╭─ Given entries

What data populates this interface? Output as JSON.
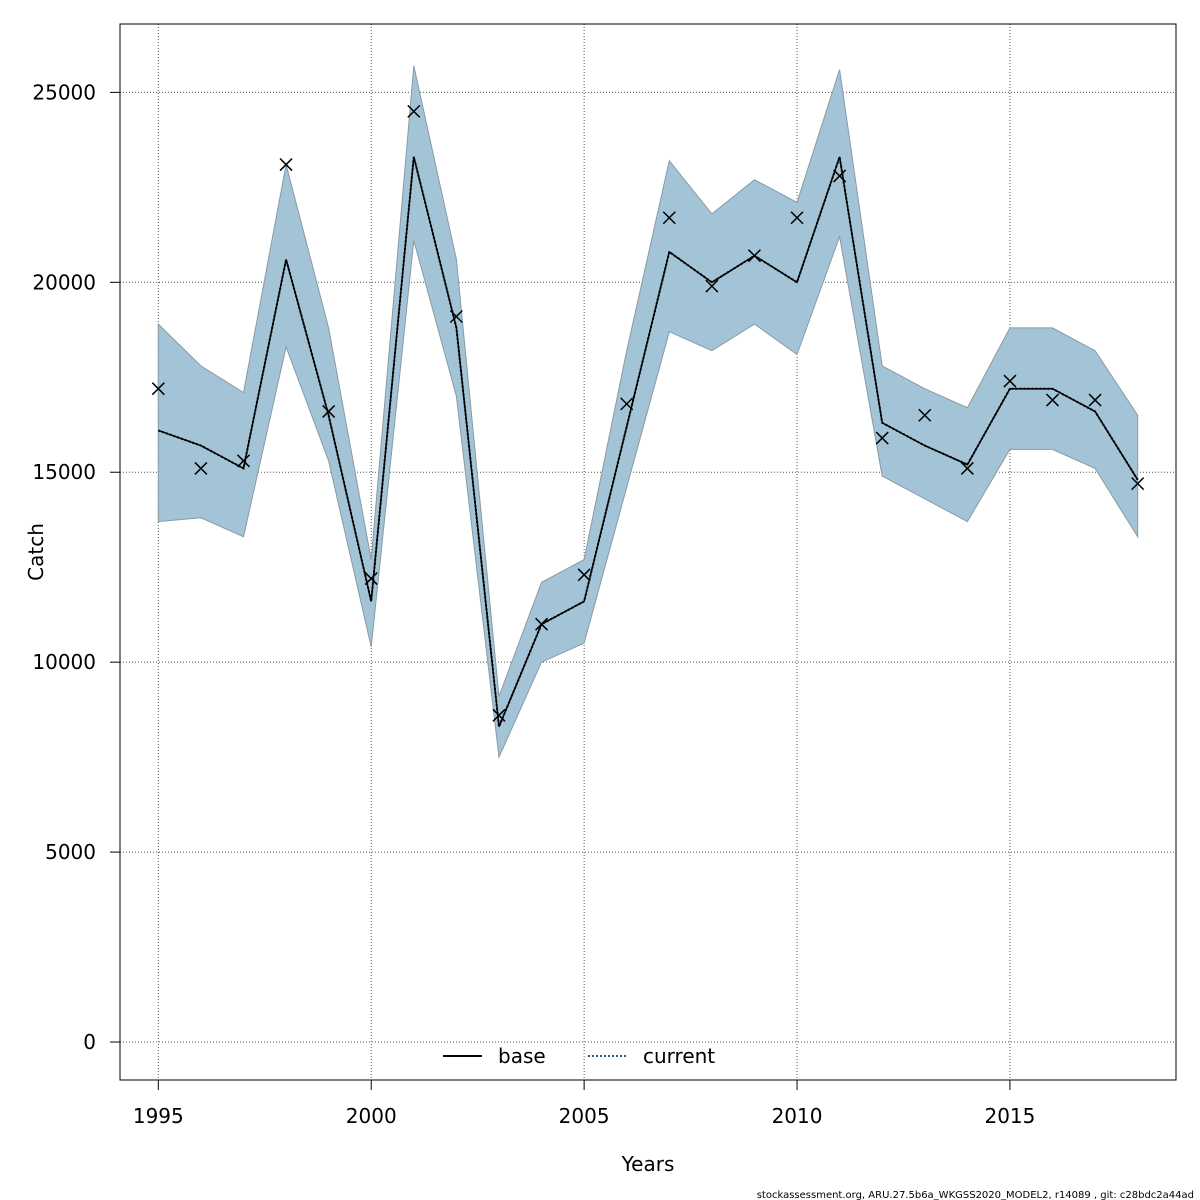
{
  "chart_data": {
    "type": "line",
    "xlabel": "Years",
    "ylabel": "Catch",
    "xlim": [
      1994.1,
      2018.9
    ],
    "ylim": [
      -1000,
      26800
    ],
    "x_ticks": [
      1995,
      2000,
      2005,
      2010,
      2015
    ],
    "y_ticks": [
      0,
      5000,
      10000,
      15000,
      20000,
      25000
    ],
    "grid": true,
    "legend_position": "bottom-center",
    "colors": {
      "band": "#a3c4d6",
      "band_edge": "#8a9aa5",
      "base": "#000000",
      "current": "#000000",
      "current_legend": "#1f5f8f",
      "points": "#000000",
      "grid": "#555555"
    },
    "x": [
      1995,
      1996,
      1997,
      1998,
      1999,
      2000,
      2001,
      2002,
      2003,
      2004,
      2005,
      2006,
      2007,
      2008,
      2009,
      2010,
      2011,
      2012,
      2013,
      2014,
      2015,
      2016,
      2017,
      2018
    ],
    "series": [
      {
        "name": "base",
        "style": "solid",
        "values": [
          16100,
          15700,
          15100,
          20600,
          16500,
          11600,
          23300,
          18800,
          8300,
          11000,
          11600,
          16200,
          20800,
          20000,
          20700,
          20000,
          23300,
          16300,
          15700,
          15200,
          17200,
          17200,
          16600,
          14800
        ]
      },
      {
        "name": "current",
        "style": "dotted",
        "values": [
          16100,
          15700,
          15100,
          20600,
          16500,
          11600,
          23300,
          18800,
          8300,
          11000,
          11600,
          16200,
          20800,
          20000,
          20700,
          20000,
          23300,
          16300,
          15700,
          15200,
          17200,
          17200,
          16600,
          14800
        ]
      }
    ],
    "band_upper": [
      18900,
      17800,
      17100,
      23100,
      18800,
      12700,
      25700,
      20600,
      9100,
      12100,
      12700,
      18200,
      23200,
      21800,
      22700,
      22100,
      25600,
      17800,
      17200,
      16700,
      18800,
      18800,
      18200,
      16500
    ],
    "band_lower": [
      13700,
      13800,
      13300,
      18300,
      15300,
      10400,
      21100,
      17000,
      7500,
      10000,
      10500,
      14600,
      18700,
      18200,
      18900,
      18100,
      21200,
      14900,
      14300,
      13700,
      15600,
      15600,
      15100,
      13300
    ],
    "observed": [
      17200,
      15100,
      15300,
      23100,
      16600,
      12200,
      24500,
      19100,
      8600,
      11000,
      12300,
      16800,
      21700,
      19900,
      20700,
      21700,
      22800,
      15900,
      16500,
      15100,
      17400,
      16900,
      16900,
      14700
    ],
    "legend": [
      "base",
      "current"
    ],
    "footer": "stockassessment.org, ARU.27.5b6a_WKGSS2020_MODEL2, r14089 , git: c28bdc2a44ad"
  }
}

╰─

Exercise aim - Transcribe all of the records above character for character. Exclude the pictures.

Output of the task -
What data populates this interface? Output as JSON.
{
  "chart_data": {
    "type": "line",
    "xlabel": "Years",
    "ylabel": "Catch",
    "xlim": [
      1994.1,
      2018.9
    ],
    "ylim": [
      -1000,
      26800
    ],
    "x_ticks": [
      1995,
      2000,
      2005,
      2010,
      2015
    ],
    "y_ticks": [
      0,
      5000,
      10000,
      15000,
      20000,
      25000
    ],
    "grid": true,
    "legend_position": "bottom-center",
    "colors": {
      "band": "#a3c4d6",
      "band_edge": "#8a9aa5",
      "base": "#000000",
      "current": "#000000",
      "current_legend": "#1f5f8f",
      "points": "#000000",
      "grid": "#555555"
    },
    "x": [
      1995,
      1996,
      1997,
      1998,
      1999,
      2000,
      2001,
      2002,
      2003,
      2004,
      2005,
      2006,
      2007,
      2008,
      2009,
      2010,
      2011,
      2012,
      2013,
      2014,
      2015,
      2016,
      2017,
      2018
    ],
    "series": [
      {
        "name": "base",
        "style": "solid",
        "values": [
          16100,
          15700,
          15100,
          20600,
          16500,
          11600,
          23300,
          18800,
          8300,
          11000,
          11600,
          16200,
          20800,
          20000,
          20700,
          20000,
          23300,
          16300,
          15700,
          15200,
          17200,
          17200,
          16600,
          14800
        ]
      },
      {
        "name": "current",
        "style": "dotted",
        "values": [
          16100,
          15700,
          15100,
          20600,
          16500,
          11600,
          23300,
          18800,
          8300,
          11000,
          11600,
          16200,
          20800,
          20000,
          20700,
          20000,
          23300,
          16300,
          15700,
          15200,
          17200,
          17200,
          16600,
          14800
        ]
      }
    ],
    "band_upper": [
      18900,
      17800,
      17100,
      23100,
      18800,
      12700,
      25700,
      20600,
      9100,
      12100,
      12700,
      18200,
      23200,
      21800,
      22700,
      22100,
      25600,
      17800,
      17200,
      16700,
      18800,
      18800,
      18200,
      16500
    ],
    "band_lower": [
      13700,
      13800,
      13300,
      18300,
      15300,
      10400,
      21100,
      17000,
      7500,
      10000,
      10500,
      14600,
      18700,
      18200,
      18900,
      18100,
      21200,
      14900,
      14300,
      13700,
      15600,
      15600,
      15100,
      13300
    ],
    "observed": [
      17200,
      15100,
      15300,
      23100,
      16600,
      12200,
      24500,
      19100,
      8600,
      11000,
      12300,
      16800,
      21700,
      19900,
      20700,
      21700,
      22800,
      15900,
      16500,
      15100,
      17400,
      16900,
      16900,
      14700
    ],
    "legend": [
      "base",
      "current"
    ],
    "footer": "stockassessment.org, ARU.27.5b6a_WKGSS2020_MODEL2, r14089 , git: c28bdc2a44ad"
  }
}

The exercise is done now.